Excerpts from a figure dataset:
--------------------------------

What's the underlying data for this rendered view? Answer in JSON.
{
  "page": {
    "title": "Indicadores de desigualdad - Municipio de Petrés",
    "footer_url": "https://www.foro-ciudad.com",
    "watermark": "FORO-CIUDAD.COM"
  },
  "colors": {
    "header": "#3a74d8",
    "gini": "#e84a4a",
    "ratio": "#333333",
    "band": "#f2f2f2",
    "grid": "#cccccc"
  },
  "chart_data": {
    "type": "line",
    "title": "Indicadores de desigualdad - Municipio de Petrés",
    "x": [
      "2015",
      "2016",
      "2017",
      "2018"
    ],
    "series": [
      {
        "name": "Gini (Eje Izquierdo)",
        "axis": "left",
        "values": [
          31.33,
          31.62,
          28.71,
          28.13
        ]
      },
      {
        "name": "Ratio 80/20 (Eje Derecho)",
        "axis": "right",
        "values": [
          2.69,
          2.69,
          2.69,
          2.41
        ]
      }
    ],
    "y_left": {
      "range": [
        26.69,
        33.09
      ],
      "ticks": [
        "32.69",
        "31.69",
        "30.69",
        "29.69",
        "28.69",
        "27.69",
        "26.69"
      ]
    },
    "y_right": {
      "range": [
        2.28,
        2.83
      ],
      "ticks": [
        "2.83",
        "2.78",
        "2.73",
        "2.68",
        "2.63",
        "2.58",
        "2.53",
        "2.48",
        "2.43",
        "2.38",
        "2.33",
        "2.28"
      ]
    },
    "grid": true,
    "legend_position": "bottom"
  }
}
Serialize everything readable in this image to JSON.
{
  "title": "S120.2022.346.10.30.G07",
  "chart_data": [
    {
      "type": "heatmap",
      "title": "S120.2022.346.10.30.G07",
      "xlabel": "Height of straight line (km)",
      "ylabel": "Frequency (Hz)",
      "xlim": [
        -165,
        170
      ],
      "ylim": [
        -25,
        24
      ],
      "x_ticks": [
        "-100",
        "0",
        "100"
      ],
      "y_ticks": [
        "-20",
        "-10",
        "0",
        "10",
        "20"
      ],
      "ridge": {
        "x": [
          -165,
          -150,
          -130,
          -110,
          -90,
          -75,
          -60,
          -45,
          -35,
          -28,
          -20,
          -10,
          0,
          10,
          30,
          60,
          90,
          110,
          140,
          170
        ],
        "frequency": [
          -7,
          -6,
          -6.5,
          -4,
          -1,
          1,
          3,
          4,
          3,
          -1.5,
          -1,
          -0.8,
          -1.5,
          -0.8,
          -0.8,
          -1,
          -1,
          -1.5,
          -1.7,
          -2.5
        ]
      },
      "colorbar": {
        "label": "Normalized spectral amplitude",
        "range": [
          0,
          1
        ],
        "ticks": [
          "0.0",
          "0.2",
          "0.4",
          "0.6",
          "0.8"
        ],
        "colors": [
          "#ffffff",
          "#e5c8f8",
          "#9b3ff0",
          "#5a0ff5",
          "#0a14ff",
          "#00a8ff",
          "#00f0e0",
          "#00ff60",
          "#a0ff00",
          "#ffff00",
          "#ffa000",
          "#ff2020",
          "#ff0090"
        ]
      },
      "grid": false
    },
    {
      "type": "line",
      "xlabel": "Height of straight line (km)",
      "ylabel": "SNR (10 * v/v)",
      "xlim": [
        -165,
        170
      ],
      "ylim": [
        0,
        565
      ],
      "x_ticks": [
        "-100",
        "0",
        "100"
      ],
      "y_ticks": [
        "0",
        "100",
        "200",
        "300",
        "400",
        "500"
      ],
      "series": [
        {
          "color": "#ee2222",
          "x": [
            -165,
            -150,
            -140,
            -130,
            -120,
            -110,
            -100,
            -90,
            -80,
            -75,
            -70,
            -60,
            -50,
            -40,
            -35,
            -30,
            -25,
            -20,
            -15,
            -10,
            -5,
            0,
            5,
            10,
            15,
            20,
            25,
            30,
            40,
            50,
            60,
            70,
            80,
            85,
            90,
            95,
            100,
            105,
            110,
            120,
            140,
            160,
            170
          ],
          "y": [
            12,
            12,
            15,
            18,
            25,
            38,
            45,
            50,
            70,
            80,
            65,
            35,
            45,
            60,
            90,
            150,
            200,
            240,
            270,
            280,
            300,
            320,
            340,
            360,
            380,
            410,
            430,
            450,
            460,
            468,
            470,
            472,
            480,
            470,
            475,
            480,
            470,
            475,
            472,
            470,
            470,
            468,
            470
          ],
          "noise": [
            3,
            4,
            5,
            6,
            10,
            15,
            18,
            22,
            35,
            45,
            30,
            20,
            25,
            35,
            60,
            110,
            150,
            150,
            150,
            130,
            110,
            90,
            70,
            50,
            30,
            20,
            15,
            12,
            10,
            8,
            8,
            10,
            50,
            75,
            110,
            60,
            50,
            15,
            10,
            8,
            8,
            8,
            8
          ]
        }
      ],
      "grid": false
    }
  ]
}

--------------------------------

■ **WRITTEN EXERCISE**
Scan the material and collect every line that contains "title".

■ **ANSWER TO THE TASK**
    "title": "Indicadores de desigualdad - Municipio de Petrés",
    "title": "Indicadores de desigualdad - Municipio de Petrés",
  "title": "S120.2022.346.10.30.G07",
      "title": "S120.2022.346.10.30.G07",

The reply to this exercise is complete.